**Dataset records**
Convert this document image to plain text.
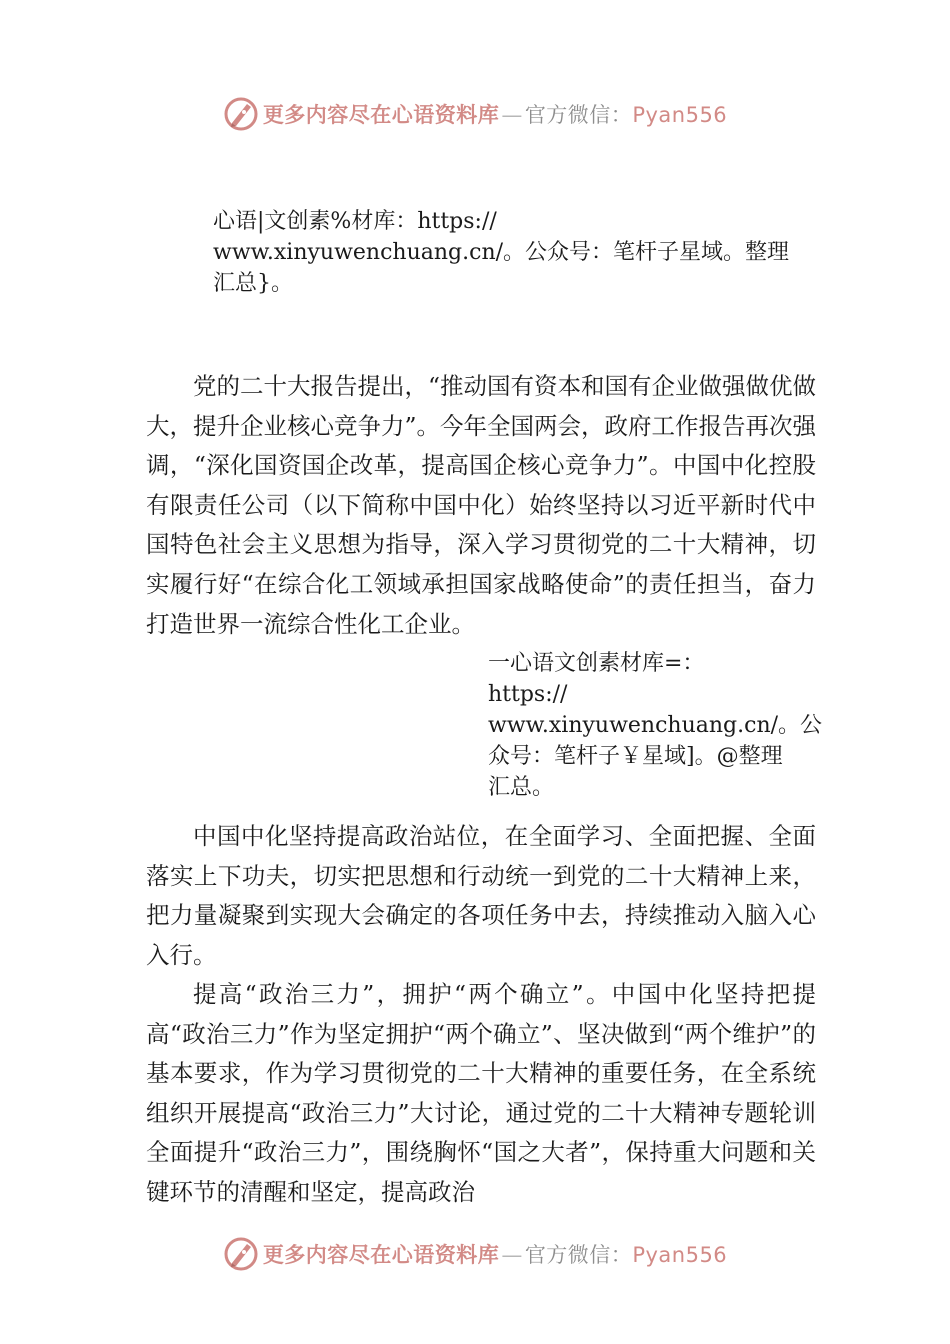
更多内容尽在心语资料库—官方微信：Pyan556
心语|文创素%材库：https://
www.xinyuwenchuang.cn/。公众号：笔杆子星域。整理
汇总}。

党的二十大报告提出，“推动国有资本和国有企业做强做优做大，提升企业核心竞争力”。今年全国两会，政府工作报告再次强调，“深化国资国企改革，提高国企核心竞争力”。中国中化控股有限责任公司（以下简称中国中化）始终坚持以习近平新时代中国特色社会主义思想为指导，深入学习贯彻党的二十大精神，切实履行好“在综合化工领域承担国家战略使命”的责任担当，奋力打造世界一流综合性化工企业。

一心语文创素材库=：
https://
www.xinyuwenchuang.cn/。公
众号：笔杆子￥星域]。@整理
汇总。

中国中化坚持提高政治站位，在全面学习、全面把握、全面落实上下功夫，切实把思想和行动统一到党的二十大精神上来，把力量凝聚到实现大会确定的各项任务中去，持续推动入脑入心入行。

提高“政治三力”，拥护“两个确立”。中国中化坚持把提高“政治三力”作为坚定拥护“两个确立”、坚决做到“两个维护”的基本要求，作为学习贯彻党的二十大精神的重要任务，在全系统组织开展提高“政治三力”大讨论，通过党的二十大精神专题轮训全面提升“政治三力”，围绕胸怀“国之大者”，保持重大问题和关键环节的清醒和坚定，提高政治

更多内容尽在心语资料库—官方微信：Pyan556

**Written instruction**
Transcribe all of the entries word for word, but skip any pictures they contain.

**Completed exercise**
Convert this document image to plain text.
更多内容尽在心语资料库—官方微信：Pyan556
心语|文创素%材库：https://
www.xinyuwenchuang.cn/。公众号：笔杆子星域。整理
汇总}。

党的二十大报告提出，“推动国有资本和国有企业做强做优做大，提升企业核心竞争力”。今年全国两会，政府工作报告再次强调，“深化国资国企改革，提高国企核心竞争力”。中国中化控股有限责任公司（以下简称中国中化）始终坚持以习近平新时代中国特色社会主义思想为指导，深入学习贯彻党的二十大精神，切实履行好“在综合化工领域承担国家战略使命”的责任担当，奋力打造世界一流综合性化工企业。

一心语文创素材库=：
https://
www.xinyuwenchuang.cn/。公
众号：笔杆子￥星域]。@整理
汇总。

中国中化坚持提高政治站位，在全面学习、全面把握、全面落实上下功夫，切实把思想和行动统一到党的二十大精神上来，把力量凝聚到实现大会确定的各项任务中去，持续推动入脑入心入行。

提高“政治三力”，拥护“两个确立”。中国中化坚持把提高“政治三力”作为坚定拥护“两个确立”、坚决做到“两个维护”的基本要求，作为学习贯彻党的二十大精神的重要任务，在全系统组织开展提高“政治三力”大讨论，通过党的二十大精神专题轮训全面提升“政治三力”，围绕胸怀“国之大者”，保持重大问题和关键环节的清醒和坚定，提高政治

更多内容尽在心语资料库—官方微信：Pyan556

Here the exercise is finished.